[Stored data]
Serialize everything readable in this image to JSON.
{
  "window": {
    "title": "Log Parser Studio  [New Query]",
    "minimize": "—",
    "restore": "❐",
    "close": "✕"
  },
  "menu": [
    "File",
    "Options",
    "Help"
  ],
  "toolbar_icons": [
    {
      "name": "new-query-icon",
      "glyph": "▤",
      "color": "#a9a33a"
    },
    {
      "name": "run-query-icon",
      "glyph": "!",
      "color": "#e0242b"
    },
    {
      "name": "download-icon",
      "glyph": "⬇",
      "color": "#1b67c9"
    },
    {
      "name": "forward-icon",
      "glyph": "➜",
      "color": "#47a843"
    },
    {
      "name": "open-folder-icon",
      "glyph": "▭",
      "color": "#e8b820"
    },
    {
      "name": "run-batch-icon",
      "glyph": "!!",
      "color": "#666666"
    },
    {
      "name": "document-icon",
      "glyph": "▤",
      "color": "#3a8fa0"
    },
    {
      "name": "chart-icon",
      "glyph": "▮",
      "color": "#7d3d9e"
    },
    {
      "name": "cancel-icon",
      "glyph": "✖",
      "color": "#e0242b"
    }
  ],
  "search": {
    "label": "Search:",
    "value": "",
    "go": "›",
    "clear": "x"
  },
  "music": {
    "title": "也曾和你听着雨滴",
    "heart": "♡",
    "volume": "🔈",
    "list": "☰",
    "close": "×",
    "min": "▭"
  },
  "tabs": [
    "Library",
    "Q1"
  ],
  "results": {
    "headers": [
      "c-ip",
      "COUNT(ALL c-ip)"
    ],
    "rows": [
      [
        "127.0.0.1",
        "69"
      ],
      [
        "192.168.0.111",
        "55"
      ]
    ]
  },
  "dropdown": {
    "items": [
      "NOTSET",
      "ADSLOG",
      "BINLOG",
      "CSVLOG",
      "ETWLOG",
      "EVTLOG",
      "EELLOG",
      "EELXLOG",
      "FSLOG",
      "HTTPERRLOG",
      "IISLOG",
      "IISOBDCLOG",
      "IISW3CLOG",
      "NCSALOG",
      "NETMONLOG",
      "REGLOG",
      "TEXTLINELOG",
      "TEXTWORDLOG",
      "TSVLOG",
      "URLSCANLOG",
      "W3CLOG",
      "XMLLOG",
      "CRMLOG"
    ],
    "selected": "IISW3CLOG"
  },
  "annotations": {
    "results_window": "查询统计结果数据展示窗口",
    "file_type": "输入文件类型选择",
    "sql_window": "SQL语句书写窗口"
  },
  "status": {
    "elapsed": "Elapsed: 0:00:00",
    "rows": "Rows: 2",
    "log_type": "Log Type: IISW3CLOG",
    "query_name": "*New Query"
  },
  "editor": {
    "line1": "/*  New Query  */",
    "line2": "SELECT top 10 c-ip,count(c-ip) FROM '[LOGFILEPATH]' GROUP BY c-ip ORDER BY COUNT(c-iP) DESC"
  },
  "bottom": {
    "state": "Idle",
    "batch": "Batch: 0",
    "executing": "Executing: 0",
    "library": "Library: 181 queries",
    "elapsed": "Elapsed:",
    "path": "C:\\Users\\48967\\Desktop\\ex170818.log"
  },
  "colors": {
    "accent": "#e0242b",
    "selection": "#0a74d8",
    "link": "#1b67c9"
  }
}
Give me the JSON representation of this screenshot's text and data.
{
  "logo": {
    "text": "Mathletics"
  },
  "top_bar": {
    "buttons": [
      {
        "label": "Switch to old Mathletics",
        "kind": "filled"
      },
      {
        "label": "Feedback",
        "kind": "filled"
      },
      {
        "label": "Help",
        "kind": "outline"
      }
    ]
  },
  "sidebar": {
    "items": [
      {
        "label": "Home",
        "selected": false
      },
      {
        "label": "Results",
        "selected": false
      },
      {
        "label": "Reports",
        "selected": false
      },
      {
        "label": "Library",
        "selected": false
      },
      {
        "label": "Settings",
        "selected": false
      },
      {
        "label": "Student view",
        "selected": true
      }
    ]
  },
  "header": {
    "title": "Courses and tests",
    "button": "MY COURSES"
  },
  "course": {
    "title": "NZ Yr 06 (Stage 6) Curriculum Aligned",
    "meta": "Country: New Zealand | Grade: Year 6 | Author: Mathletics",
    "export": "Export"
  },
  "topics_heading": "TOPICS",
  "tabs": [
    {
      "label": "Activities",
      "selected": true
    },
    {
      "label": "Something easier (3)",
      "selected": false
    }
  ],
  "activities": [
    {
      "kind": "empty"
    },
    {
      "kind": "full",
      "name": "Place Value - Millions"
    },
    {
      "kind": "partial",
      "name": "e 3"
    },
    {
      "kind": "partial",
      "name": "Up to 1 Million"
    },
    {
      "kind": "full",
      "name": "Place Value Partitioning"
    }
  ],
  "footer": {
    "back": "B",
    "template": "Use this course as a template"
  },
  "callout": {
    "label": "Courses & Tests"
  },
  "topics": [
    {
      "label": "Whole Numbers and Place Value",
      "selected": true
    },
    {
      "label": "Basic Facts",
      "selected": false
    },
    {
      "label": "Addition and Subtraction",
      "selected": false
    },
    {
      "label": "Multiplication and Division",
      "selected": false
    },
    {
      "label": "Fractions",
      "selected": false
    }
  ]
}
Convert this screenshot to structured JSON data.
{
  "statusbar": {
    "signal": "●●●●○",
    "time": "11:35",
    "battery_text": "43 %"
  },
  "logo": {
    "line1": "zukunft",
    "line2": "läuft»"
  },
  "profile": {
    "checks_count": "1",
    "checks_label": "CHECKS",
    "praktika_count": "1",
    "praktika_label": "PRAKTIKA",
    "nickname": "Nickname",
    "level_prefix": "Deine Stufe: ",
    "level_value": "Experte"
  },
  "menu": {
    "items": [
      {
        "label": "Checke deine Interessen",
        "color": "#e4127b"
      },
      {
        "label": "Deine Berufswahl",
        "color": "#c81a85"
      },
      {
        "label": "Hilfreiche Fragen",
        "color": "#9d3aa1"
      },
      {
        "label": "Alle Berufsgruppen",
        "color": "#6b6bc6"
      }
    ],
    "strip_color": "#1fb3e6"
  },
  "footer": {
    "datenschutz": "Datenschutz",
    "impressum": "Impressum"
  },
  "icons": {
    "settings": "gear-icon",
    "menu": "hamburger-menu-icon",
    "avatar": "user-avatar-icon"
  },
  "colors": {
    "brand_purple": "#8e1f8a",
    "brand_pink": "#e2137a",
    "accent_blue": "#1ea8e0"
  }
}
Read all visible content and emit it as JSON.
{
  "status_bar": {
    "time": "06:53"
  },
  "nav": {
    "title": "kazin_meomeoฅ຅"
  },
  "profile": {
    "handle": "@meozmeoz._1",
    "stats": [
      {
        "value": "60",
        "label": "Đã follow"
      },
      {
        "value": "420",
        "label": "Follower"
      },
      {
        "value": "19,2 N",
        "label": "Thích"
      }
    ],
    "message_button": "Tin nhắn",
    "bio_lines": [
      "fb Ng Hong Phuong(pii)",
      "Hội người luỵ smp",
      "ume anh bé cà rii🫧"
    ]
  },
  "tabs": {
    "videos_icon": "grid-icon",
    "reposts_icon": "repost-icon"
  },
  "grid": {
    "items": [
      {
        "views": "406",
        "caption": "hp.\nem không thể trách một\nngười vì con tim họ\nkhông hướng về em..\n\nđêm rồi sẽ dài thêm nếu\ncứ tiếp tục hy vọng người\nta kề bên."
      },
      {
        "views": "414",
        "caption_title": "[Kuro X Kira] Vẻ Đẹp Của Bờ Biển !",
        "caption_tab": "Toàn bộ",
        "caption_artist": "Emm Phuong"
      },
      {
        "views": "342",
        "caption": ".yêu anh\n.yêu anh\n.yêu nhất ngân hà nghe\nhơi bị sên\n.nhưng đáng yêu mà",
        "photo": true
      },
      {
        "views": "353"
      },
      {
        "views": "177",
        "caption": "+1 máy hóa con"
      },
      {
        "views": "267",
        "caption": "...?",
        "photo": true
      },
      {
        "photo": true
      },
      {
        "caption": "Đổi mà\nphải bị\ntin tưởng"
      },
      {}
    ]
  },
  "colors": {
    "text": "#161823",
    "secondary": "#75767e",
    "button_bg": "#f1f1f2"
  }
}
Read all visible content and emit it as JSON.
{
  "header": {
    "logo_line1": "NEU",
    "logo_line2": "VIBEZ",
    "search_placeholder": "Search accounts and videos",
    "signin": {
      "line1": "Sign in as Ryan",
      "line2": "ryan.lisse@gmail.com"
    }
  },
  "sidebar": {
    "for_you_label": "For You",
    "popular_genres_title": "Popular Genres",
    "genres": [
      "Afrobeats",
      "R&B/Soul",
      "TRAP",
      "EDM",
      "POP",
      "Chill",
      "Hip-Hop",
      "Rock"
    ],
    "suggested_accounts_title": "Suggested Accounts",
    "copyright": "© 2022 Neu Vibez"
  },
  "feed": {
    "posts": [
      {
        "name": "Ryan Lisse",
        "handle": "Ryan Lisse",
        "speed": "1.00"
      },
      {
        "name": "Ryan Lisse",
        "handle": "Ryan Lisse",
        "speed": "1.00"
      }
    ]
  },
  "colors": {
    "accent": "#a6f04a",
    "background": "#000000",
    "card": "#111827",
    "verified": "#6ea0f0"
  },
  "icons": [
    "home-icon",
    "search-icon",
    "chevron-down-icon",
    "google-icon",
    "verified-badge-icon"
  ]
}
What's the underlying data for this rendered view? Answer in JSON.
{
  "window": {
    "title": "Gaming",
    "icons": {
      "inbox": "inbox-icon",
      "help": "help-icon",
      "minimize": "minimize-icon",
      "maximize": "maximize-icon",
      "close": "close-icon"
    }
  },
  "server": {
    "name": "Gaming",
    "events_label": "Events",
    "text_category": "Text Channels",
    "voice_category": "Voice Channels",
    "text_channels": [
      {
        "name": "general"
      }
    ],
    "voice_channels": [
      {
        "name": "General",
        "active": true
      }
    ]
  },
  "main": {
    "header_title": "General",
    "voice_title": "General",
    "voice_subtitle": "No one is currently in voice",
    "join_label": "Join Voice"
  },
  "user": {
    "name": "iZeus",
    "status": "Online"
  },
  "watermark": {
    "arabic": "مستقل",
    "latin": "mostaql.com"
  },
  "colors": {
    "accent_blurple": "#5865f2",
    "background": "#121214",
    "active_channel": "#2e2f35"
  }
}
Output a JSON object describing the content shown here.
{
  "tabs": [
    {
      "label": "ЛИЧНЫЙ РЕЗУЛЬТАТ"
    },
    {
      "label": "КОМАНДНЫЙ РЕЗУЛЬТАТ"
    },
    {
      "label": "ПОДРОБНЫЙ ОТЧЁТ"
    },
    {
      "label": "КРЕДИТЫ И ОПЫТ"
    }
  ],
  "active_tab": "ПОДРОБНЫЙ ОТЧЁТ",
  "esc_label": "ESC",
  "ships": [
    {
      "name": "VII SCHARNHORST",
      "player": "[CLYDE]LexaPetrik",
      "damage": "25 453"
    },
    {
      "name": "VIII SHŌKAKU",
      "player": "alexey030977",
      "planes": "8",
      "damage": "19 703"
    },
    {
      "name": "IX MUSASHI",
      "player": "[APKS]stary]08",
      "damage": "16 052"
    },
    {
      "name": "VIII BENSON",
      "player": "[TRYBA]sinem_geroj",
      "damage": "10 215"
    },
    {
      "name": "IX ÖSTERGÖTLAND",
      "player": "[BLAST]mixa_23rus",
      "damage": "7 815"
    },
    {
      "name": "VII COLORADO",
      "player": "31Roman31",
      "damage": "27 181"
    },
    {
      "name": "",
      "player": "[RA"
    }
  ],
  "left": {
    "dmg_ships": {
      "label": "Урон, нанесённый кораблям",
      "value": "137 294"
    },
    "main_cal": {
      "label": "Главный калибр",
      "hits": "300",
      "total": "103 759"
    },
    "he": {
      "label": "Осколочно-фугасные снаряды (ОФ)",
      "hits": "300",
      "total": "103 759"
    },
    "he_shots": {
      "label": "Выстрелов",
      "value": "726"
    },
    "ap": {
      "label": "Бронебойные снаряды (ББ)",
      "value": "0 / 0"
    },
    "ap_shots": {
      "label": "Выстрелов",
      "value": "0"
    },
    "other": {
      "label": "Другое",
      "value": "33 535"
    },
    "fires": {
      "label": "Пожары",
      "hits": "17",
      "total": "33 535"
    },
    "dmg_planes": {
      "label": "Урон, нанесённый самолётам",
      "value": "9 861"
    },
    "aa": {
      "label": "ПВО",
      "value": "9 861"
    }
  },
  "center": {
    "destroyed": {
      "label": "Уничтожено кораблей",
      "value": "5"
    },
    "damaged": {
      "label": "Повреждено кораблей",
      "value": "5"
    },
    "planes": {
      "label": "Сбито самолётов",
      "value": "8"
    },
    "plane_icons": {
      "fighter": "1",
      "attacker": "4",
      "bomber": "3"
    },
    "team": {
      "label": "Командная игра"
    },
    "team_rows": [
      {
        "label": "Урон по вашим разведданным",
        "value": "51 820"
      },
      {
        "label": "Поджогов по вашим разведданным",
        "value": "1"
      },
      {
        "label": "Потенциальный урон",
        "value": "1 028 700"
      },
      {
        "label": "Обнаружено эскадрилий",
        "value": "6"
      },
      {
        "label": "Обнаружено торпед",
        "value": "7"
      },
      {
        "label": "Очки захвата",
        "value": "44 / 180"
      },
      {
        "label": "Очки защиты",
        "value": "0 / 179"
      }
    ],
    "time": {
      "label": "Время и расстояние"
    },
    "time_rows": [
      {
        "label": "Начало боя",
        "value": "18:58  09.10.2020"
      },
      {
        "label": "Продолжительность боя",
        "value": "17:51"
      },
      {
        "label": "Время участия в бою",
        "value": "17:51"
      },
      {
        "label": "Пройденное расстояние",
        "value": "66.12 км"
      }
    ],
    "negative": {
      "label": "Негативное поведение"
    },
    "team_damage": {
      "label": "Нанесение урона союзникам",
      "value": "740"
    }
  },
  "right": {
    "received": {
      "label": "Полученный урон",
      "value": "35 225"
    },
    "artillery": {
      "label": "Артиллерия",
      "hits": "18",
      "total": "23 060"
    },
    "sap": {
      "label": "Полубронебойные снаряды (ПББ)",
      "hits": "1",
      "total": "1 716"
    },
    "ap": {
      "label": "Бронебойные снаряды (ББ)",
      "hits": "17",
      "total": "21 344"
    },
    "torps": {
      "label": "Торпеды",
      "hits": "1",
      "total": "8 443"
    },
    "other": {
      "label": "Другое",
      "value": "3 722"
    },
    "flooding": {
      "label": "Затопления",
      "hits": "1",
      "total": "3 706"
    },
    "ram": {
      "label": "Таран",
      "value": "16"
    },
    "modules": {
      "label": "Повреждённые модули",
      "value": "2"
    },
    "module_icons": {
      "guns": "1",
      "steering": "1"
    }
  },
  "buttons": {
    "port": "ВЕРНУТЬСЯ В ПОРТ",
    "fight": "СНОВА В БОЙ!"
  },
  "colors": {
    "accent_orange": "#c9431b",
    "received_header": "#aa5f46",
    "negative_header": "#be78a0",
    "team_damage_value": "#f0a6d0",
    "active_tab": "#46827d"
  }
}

» **PROBLEM DETAILS**
Check each line above for the string "РЕЗУЛЬТАТ", then copy the ones that have it.

» **FINAL RESULT**
      "label": "ЛИЧНЫЙ РЕЗУЛЬТАТ"
      "label": "КОМАНДНЫЙ РЕЗУЛЬТАТ"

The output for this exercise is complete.